• **Dataset content**
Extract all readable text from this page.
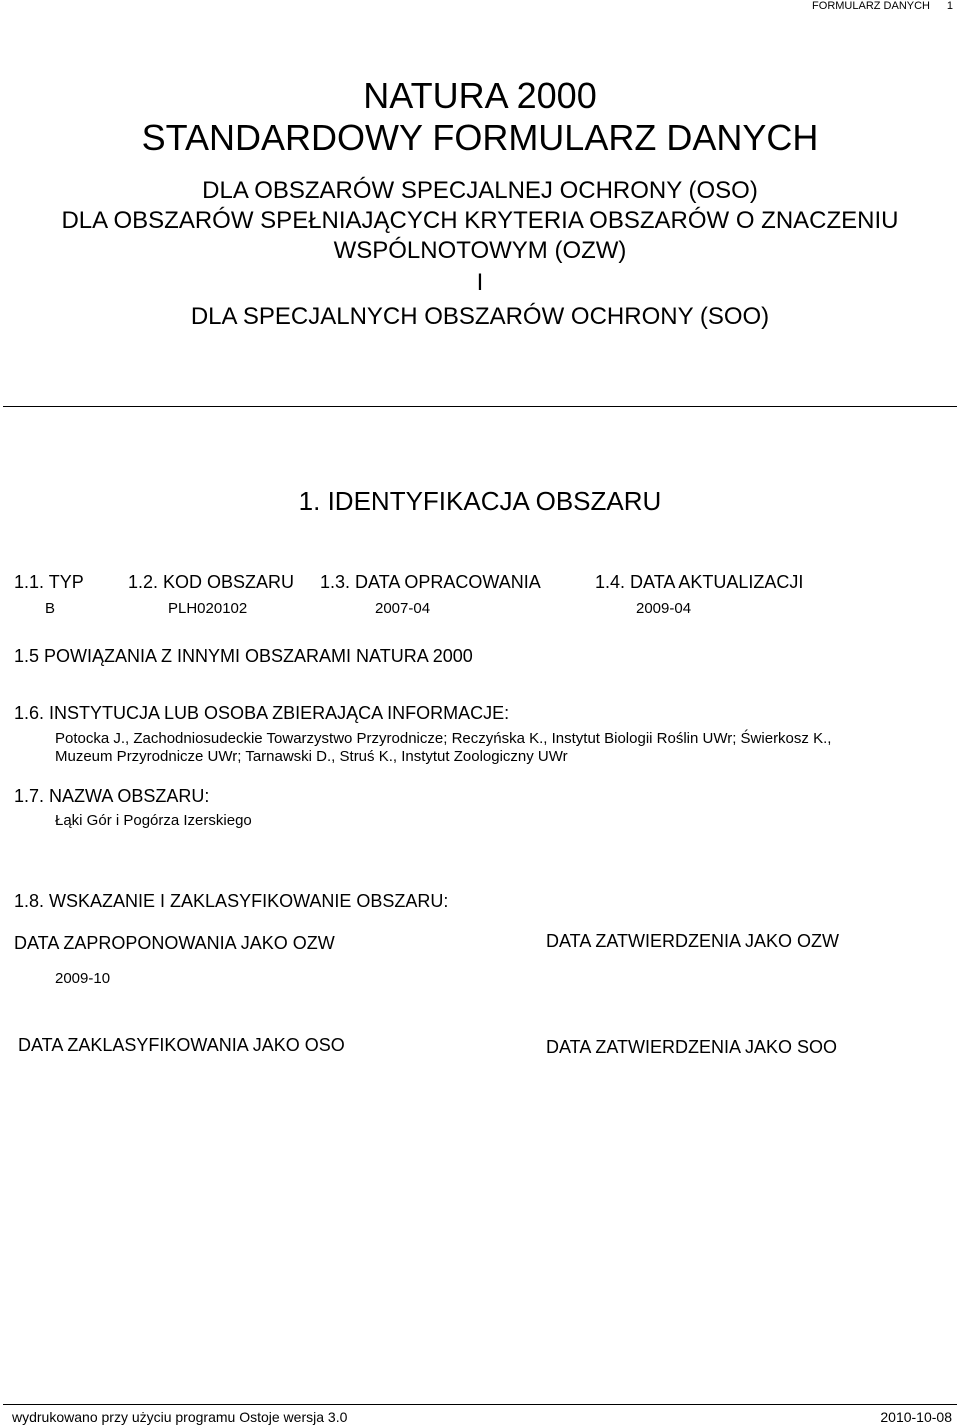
FORMULARZ DANYCH 1
NATURA 2000
STANDARDOWY FORMULARZ DANYCH
DLA OBSZARÓW SPECJALNEJ OCHRONY (OSO)
DLA OBSZARÓW SPEŁNIAJĄCYCH KRYTERIA OBSZARÓW O ZNACZENIU
WSPÓLNOTOWYM (OZW)
I
DLA SPECJALNYCH OBSZARÓW OCHRONY (SOO)
1. IDENTYFIKACJA OBSZARU
1.1. TYP 1.2. KOD OBSZARU 1.3. DATA OPRACOWANIA	1.4. DATA AKTUALIZACJI
B	PLH020102	2007-04	2009-04
1.5 POWIĄZANIA Z INNYMI OBSZARAMI NATURA 2000
1.6. INSTYTUCJA LUB OSOBA ZBIERAJĄCA INFORMACJE:
Potocka J., Zachodniosudeckie Towarzystwo Przyrodnicze; Reczyńska K., Instytut Biologii Roślin UWr; Świerkosz K.,
Muzeum Przyrodnicze UWr; Tarnawski D., Struś K., Instytut Zoologiczny UWr
1.7. NAZWA OBSZARU:
Łąki Gór i Pogórza Izerskiego
1.8. WSKAZANIE I ZAKLASYFIKOWANIE OBSZARU:
DATA ZAPROPONOWANIA JAKO OZW	DATA ZATWIERDZENIA JAKO OZW
2009-10
DATA ZAKLASYFIKOWANIA JAKO OSO	DATA ZATWIERDZENIA JAKO SOO
wydrukowano przy użyciu programu Ostoje wersja 3.0	2010-10-08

• **Short task**
Look for the word "NATURA" in every line of the listing and copy the lines that have it.

• **Correct output**
NATURA 2000
1.5 POWIĄZANIA Z INNYMI OBSZARAMI NATURA 2000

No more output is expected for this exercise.